• Exercise prompt:
Quote the records in full and leave their pictures out.

• Exercise inputs:
>>>
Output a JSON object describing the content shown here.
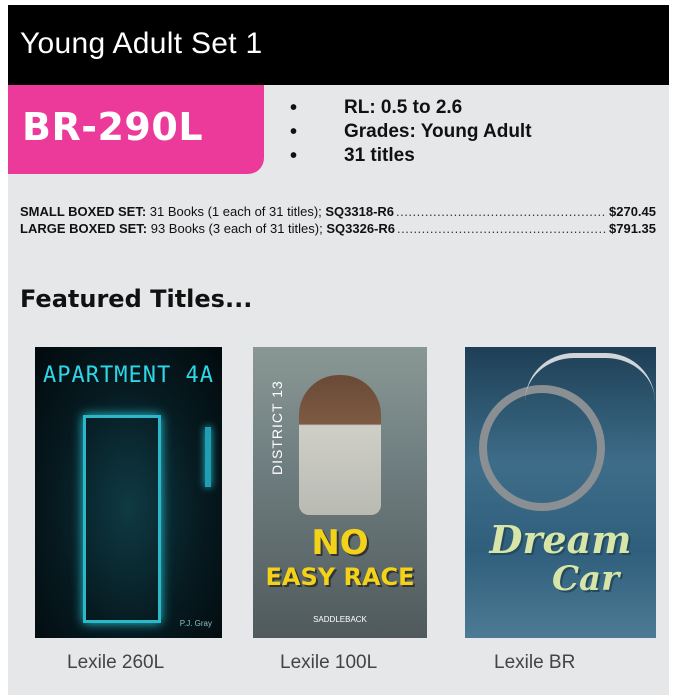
{
  "header": {
    "title": "Young Adult Set 1"
  },
  "badge": {
    "level": "BR-290L"
  },
  "bullets": [
    "RL: 0.5 to 2.6",
    "Grades: Young Adult",
    "31 titles"
  ],
  "sets": [
    {
      "lead": "SMALL BOXED SET:",
      "desc": " 31 Books (1 each of 31 titles); ",
      "code": "SQ3318-R6",
      "leader": "....................................................................................................",
      "price": "$270.45"
    },
    {
      "lead": "LARGE BOXED SET:",
      "desc": " 93 Books (3 each of 31 titles); ",
      "code": "SQ3326-R6",
      "leader": "....................................................................................................",
      "price": "$791.35"
    }
  ],
  "featured": {
    "heading": "Featured Titles..."
  },
  "books": [
    {
      "cover_title": "APARTMENT 4A",
      "cover_author": "P.J. Gray",
      "caption": "Lexile 260L"
    },
    {
      "cover_series": "DISTRICT 13",
      "cover_title_1": "NO",
      "cover_title_2": "EASY RACE",
      "cover_publisher": "SADDLEBACK",
      "caption": "Lexile 100L"
    },
    {
      "cover_title_1": "Dream",
      "cover_title_2": "Car",
      "caption": "Lexile BR"
    }
  ],
  "colors": {
    "badge": "#ec3a9b",
    "header": "#000000",
    "panel": "#e6e7e8"
  }
}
<<<
• Exercise answer:
Output a JSON object describing the content shown here.
{
  "header": {
    "title": "Young Adult Set 1"
  },
  "badge": {
    "level": "BR-290L"
  },
  "bullets": [
    "RL: 0.5 to 2.6",
    "Grades: Young Adult",
    "31 titles"
  ],
  "sets": [
    {
      "lead": "SMALL BOXED SET:",
      "desc": " 31 Books (1 each of 31 titles); ",
      "code": "SQ3318-R6",
      "leader": "....................................................................................................",
      "price": "$270.45"
    },
    {
      "lead": "LARGE BOXED SET:",
      "desc": " 93 Books (3 each of 31 titles); ",
      "code": "SQ3326-R6",
      "leader": "....................................................................................................",
      "price": "$791.35"
    }
  ],
  "featured": {
    "heading": "Featured Titles..."
  },
  "books": [
    {
      "cover_title": "APARTMENT 4A",
      "cover_author": "P.J. Gray",
      "caption": "Lexile 260L"
    },
    {
      "cover_series": "DISTRICT 13",
      "cover_title_1": "NO",
      "cover_title_2": "EASY RACE",
      "cover_publisher": "SADDLEBACK",
      "caption": "Lexile 100L"
    },
    {
      "cover_title_1": "Dream",
      "cover_title_2": "Car",
      "caption": "Lexile BR"
    }
  ],
  "colors": {
    "badge": "#ec3a9b",
    "header": "#000000",
    "panel": "#e6e7e8"
  }
}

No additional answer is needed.